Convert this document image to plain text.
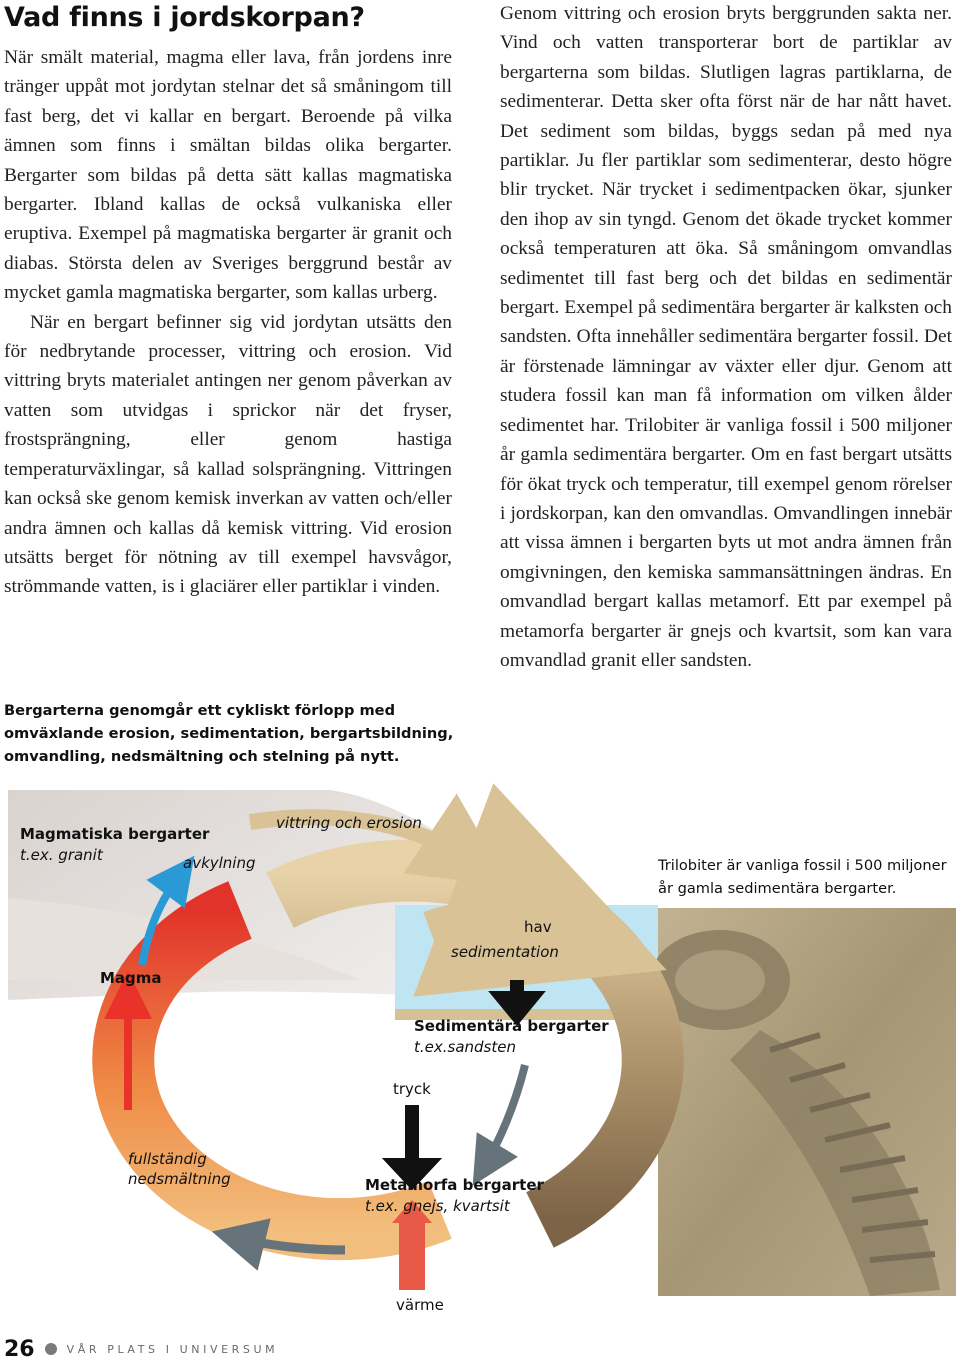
Vad finns i jordskorpan?

När smält material, magma eller lava, från jordens inre tränger uppåt mot jordytan stelnar det så småningom till fast berg, det vi kallar en bergart. Beroende på vilka ämnen som finns i smältan bildas olika bergarter. Bergarter som bildas på detta sätt kallas magmatiska bergarter. Ibland kallas de också vulkaniska eller eruptiva. Exempel på magmatiska bergarter är granit och diabas. Största delen av Sveriges berggrund består av mycket gamla magmatiska bergarter, som kallas urberg.

När en bergart befinner sig vid jordytan utsätts den för nedbrytande processer, vittring och erosion. Vid vittring bryts materialet antingen ner genom påverkan av vatten som utvidgas i sprickor när det fryser, frostsprängning, eller genom hastiga temperaturväxlingar, så kallad solsprängning. Vittringen kan också ske genom kemisk inverkan av vatten och/eller andra ämnen och kallas då kemisk vittring. Vid erosion utsätts berget för nötning av till exempel havsvågor, strömmande vatten, is i glaciärer eller partiklar i vinden.

Genom vittring och erosion bryts berggrunden sakta ner. Vind och vatten transporterar bort de partiklar av bergarterna som bildas. Slutligen lagras partiklarna, de sedimenterar. Detta sker ofta först när de har nått havet. Det sediment som bildas, byggs sedan på med nya partiklar. Ju fler partiklar som sedimenterar, desto högre blir trycket. När trycket i sedimentpacken ökar, sjunker den ihop av sin tyngd. Genom det ökade trycket kommer också temperaturen att öka. Så småningom omvandlas sedimentet till fast berg och det bildas en sedimentär bergart. Exempel på sedimentära bergarter är kalksten och sandsten. Ofta innehåller sedimentära bergarter fossil. Det är förstenade lämningar av växter eller djur. Genom att studera fossil kan man få information om vilken ålder sedimentet har. Trilobiter är vanliga fossil i 500 miljoner år gamla sedimentära bergarter. Om en fast bergart utsätts för ökat tryck och temperatur, till exempel genom rörelser i jordskorpan, kan den omvandlas. Omvandlingen innebär att vissa ämnen i bergarten byts ut mot andra ämnen från omgivningen, den kemiska sammansättningen ändras. En omvandlad bergart kallas metamorf. Ett par exempel på metamorfa bergarter är gnejs och kvartsit, som kan vara omvandlad granit eller sandsten.

Bergarterna genomgår ett cykliskt förlopp med omväxlande erosion, sedimentation, bergartsbildning, omvandling, nedsmältning och stelning på nytt.
Magmatiska bergarter
t.ex. granit	avkylning
vittring och erosion
hav
sedimentation
Magma
Sedimentära bergarter
t.ex.sandsten
tryck
fullständig
nedsmältning	Metamorfa bergarter
t.ex. gnejs, kvartsit
värme
Trilobiter är vanliga fossil i 500 miljoner år gamla sedimentära bergarter.
26	VÅR PLATS I UNIVERSUM
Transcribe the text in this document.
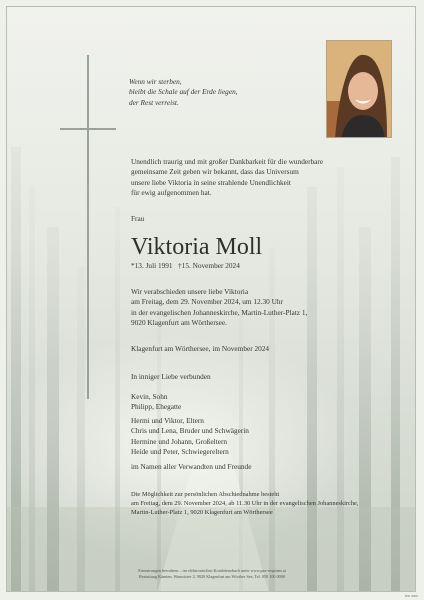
Wenn wir sterben,

bleibt die Schale auf der Erde liegen,

der Rest verreist.

Unendlich traurig und mit großer Dankbarkeit für die wunderbare

gemeinsame Zeit geben wir bekannt, dass das Universum

unsere liebe Viktoria in seine strahlende Unendlichkeit

für ewig aufgenommen hat.

Frau

Viktoria Moll

*13. Juli 1991   †15. November 2024

Wir verabschieden unsere liebe Viktoria

am Freitag, dem 29. November 2024, um 12.30 Uhr

in der evangelischen Johanneskirche, Martin-Luther-Platz 1,

9020 Klagenfurt am Wörthersee.

Klagenfurt am Wörthersee, im November 2024

In inniger Liebe verbunden

Kevin, Sohn

Philipp, Ehegatte

Hermi und Viktor, Eltern

Chris und Lena, Bruder und Schwägerin

Hermine und Johann, Großeltern

Heide und Peter, Schwiegereltern

im Namen aller Verwandten und Freunde

Die Möglichkeit zur persönlichen Abschiednahme besteht

am Freitag, dem 29. November 2024, ab 11.30 Uhr in der evangelischen Johanneskirche,

Martin-Luther-Platz 1, 9020 Klagenfurt am Wörthersee

Erinnerungen bewahren – im elektronischen Kondolenzbuch unter www.pax-requiem.at

Bestattung Kärnten, Wauwitzer 2, 9020 Klagenfurt am Wörther See, Tel. 050 100 0000

IEP 9000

**********

### [The problem]
Retrieve each line of the data in which the word "evangelischen" can be found.

### [Solution for this task]
in der evangelischen Johanneskirche, Martin-Luther-Platz 1,
am Freitag, dem 29. November 2024, ab 11.30 Uhr in der evangelischen Johanneskirche,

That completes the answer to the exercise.